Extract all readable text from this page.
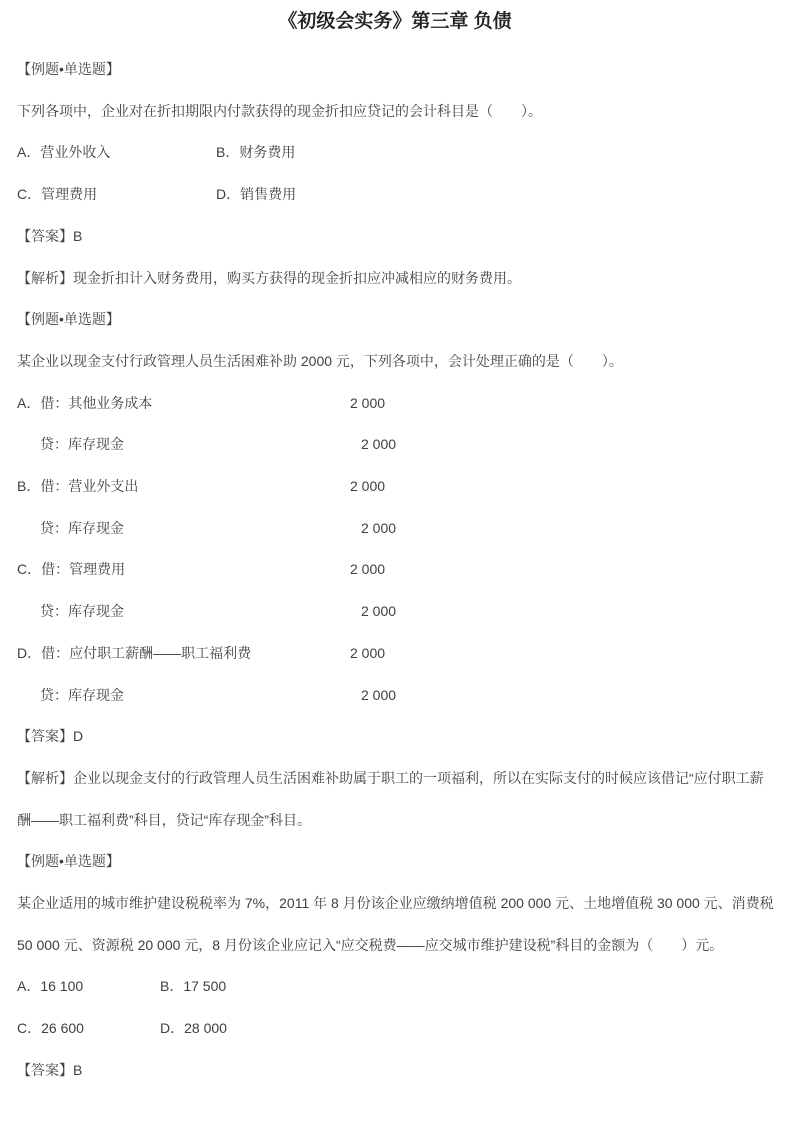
《初级会实务》第三章 负债

【例题•单选题】

下列各项中，企业对在折扣期限内付款获得的现金折扣应贷记的会计科目是（　　）。

A．营业外收入	B．财务费用

C．管理费用	D．销售费用

【答案】B

【解析】现金折扣计入财务费用，购买方获得的现金折扣应冲减相应的财务费用。

【例题•单选题】

某企业以现金支付行政管理人员生活困难补助 2000 元，下列各项中，会计处理正确的是（　　）。

A．借：其他业务成本	2 000

贷：库存现金	2 000

B．借：营业外支出	2 000

贷：库存现金	2 000

C．借：管理费用	2 000

贷：库存现金	2 000

D．借：应付职工薪酬——职工福利费	2 000

贷：库存现金	2 000

【答案】D

【解析】企业以现金支付的行政管理人员生活困难补助属于职工的一项福利，所以在实际支付的时候应该借记“应付职工薪

酬——职工福利费”科目，贷记“库存现金”科目。

【例题•单选题】

某企业适用的城市维护建设税税率为 7%，2011 年 8 月份该企业应缴纳增值税 200 000 元、土地增值税 30 000 元、消费税

50 000 元、资源税 20 000 元，8 月份该企业应记入“应交税费——应交城市维护建设税”科目的金额为（　　）元。

A．16 100	B．17 500

C．26 600	D．28 000

【答案】B
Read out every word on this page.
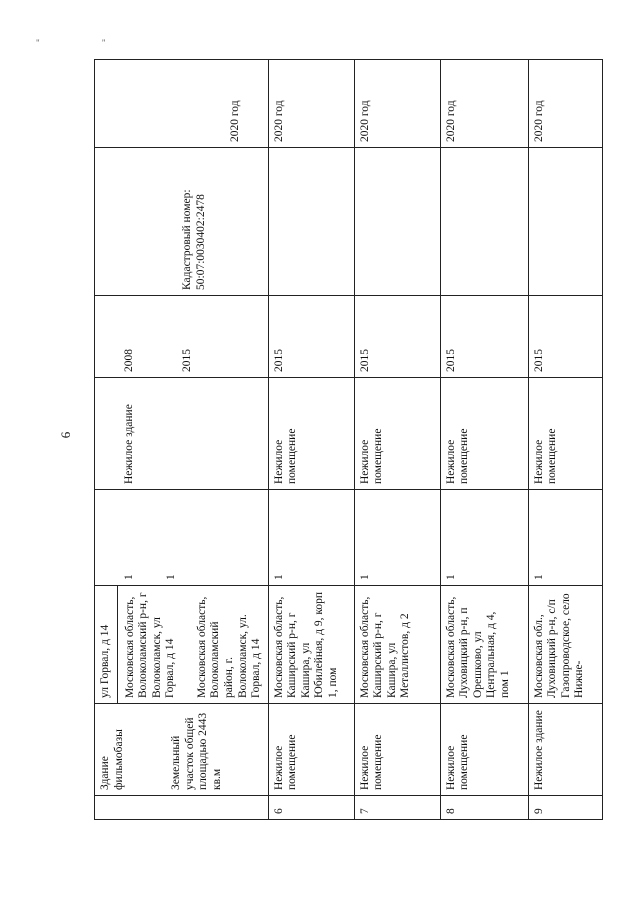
" "
6

	Здание фильмобазы Земельный участок общей площадью 2443 кв.м	ул Горвал, д 14 Московская область, Волоколамский р-н, г Волоколамск, ул Горвал, д 14 Московская область, Волоколамский район, г. Волоколамск, ул. Горвал, д 14	1 1	Нежилое здание	2008 2015	Кадастровый номер: 50:07:0030402:2478	2020 год

6	Нежилое помещение	Московская область, Каширский р-н, г Кашира, ул Юбилейная, д 9, корп 1, пом	1	Нежилое помещение	2015		2020 год
7	Нежилое помещение	Московская область, Каширский р-н, г Кашира, ул Металлистов, д 2	1	Нежилое помещение	2015		2020 год
8	Нежилое помещение	Московская область, Луховицкий р-н, п Орешково, ул Центральная, д 4, пом 1	1	Нежилое помещение	2015		2020 год
9	Нежилое здание	Московская обл., Луховицкий р-н, с/п Газопроводское, село Нижне-	1	Нежилое помещение	2015		2020 год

______

• **Requirements**
Copy in full each line that holds the word "page".

• **Finished answer**
Extract all readable text from this page.
Read out every word on this page.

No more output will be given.